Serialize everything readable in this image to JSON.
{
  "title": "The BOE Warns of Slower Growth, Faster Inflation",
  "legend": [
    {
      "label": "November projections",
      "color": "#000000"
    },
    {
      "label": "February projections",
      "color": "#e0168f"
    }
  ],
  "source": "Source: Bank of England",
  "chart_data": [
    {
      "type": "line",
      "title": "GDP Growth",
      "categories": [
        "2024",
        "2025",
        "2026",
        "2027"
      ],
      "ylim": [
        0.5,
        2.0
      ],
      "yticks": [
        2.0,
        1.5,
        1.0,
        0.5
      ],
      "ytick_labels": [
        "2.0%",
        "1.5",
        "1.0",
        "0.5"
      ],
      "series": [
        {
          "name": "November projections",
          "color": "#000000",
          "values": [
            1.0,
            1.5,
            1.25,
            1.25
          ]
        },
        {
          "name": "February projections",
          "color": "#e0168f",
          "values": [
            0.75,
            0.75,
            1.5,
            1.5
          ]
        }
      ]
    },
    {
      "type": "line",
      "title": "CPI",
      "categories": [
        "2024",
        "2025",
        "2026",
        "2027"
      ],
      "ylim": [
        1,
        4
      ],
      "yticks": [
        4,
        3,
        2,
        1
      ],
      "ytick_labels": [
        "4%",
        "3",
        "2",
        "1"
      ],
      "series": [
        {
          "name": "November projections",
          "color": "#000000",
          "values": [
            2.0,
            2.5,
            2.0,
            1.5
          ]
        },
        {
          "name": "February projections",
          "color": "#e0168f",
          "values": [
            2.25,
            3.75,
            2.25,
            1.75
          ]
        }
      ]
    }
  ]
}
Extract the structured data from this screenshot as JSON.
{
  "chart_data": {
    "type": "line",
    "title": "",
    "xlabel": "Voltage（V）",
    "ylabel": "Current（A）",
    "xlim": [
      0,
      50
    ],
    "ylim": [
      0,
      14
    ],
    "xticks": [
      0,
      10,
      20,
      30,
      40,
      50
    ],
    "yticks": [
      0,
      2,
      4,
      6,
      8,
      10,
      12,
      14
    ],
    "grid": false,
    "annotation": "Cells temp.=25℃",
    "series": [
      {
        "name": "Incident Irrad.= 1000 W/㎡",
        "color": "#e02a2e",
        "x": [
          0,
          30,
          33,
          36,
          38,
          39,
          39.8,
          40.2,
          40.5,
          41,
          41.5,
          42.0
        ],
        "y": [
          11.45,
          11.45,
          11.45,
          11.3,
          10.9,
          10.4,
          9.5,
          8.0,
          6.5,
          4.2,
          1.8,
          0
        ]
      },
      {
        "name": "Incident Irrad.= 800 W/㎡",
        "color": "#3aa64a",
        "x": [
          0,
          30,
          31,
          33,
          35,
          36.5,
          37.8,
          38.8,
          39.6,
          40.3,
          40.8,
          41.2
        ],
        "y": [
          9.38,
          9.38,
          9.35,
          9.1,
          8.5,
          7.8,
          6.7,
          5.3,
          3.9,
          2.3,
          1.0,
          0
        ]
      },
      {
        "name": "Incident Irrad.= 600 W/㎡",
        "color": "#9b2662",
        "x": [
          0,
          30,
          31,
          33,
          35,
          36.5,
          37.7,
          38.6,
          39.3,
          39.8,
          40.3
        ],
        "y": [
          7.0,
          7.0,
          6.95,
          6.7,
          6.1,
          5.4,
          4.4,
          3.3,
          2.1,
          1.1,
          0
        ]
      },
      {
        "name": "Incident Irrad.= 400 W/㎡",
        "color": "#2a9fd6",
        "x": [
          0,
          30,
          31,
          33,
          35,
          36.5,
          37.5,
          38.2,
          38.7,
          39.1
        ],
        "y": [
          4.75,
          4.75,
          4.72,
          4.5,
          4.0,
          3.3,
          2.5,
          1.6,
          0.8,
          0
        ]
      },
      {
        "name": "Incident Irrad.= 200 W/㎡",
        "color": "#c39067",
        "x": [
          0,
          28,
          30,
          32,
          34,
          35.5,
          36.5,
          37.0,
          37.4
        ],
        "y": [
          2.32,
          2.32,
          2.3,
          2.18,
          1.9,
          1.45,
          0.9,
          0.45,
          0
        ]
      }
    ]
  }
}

-.-.-

EXERCISE TASK → From the entries above, collect every line with the string "color" in it.

SOLUTION TO THE PROBLEM →
      "color": "#000000"
      "color": "#e0168f"
          "color": "#000000",
          "color": "#e0168f",
          "color": "#000000",
          "color": "#e0168f",
        "color": "#e02a2e",
        "color": "#3aa64a",
        "color": "#9b2662",
        "color": "#2a9fd6",
        "color": "#c39067",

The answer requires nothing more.